§ **Stated exercise**: Return the full material exactly.

### Material for the task ###

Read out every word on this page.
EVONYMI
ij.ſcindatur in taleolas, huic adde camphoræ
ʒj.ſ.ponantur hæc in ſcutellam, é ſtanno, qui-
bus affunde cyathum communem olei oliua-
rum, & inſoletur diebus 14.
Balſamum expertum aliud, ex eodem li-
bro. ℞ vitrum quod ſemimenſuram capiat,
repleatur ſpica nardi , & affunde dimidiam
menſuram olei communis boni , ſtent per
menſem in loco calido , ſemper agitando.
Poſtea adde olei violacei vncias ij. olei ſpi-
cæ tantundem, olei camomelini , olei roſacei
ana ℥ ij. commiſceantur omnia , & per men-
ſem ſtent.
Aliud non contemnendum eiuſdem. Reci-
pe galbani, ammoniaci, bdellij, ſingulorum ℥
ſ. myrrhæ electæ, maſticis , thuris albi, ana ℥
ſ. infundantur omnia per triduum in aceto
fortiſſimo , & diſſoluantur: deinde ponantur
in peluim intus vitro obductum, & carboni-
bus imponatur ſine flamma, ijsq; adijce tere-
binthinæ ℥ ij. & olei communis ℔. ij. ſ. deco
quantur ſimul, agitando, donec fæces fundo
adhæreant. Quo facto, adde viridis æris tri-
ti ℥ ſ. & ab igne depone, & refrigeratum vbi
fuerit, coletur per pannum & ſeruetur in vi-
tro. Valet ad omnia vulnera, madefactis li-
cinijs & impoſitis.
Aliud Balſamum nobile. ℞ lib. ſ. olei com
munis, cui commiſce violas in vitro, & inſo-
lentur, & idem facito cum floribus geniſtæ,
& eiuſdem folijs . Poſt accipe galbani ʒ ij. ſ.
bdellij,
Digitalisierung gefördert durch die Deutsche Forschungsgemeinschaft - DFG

###

§ **Output**:
Read out every word on this page.
EVONYMI
ij.ſcindatur in taleolas, huic adde camphoræ
ʒj.ſ.ponantur hæc in ſcutellam, é ſtanno, qui-
bus affunde cyathum communem olei oliua-
rum, & inſoletur diebus 14.
Balſamum expertum aliud, ex eodem li-
bro. ℞ vitrum quod ſemimenſuram capiat,
repleatur ſpica nardi , & affunde dimidiam
menſuram olei communis boni , ſtent per
menſem in loco calido , ſemper agitando.
Poſtea adde olei violacei vncias ij. olei ſpi-
cæ tantundem, olei camomelini , olei roſacei
ana ℥ ij. commiſceantur omnia , & per men-
ſem ſtent.
Aliud non contemnendum eiuſdem. Reci-
pe galbani, ammoniaci, bdellij, ſingulorum ℥
ſ. myrrhæ electæ, maſticis , thuris albi, ana ℥
ſ. infundantur omnia per triduum in aceto
fortiſſimo , & diſſoluantur: deinde ponantur
in peluim intus vitro obductum, & carboni-
bus imponatur ſine flamma, ijsq; adijce tere-
binthinæ ℥ ij. & olei communis ℔. ij. ſ. deco
quantur ſimul, agitando, donec fæces fundo
adhæreant. Quo facto, adde viridis æris tri-
ti ℥ ſ. & ab igne depone, & refrigeratum vbi
fuerit, coletur per pannum & ſeruetur in vi-
tro. Valet ad omnia vulnera, madefactis li-
cinijs & impoſitis.
Aliud Balſamum nobile. ℞ lib. ſ. olei com
munis, cui commiſce violas in vitro, & inſo-
lentur, & idem facito cum floribus geniſtæ,
& eiuſdem folijs . Poſt accipe galbani ʒ ij. ſ.
bdellij,
Digitalisierung gefördert durch die Deutsche Forschungsgemeinschaft - DFG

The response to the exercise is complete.